▶ [Written exercise]: From the listing below, extract every line containing "дисквалифицированных".

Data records
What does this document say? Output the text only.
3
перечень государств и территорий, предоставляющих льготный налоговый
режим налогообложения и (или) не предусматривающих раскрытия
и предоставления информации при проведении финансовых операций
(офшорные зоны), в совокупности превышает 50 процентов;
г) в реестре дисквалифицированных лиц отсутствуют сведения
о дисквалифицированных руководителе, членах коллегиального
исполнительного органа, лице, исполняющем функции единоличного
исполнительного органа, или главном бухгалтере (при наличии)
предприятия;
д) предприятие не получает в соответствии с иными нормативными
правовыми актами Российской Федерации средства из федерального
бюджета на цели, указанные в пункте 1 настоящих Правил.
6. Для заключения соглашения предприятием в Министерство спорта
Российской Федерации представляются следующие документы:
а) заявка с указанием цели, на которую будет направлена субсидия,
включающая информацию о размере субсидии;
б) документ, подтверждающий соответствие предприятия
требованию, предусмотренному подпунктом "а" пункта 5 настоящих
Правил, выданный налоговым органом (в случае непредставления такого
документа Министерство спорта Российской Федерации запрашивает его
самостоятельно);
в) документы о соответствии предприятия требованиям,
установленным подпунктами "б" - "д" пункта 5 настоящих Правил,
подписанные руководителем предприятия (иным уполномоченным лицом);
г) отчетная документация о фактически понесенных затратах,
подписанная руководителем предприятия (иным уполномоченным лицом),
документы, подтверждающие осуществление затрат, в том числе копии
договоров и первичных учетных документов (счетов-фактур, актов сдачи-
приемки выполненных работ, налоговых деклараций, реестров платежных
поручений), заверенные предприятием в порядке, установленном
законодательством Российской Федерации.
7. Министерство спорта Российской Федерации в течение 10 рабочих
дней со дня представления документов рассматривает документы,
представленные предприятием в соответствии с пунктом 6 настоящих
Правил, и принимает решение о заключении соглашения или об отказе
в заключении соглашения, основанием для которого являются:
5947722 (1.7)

▶ [Task result]:
г) в реестре дисквалифицированных лиц отсутствуют сведения
о дисквалифицированных руководителе, членах коллегиального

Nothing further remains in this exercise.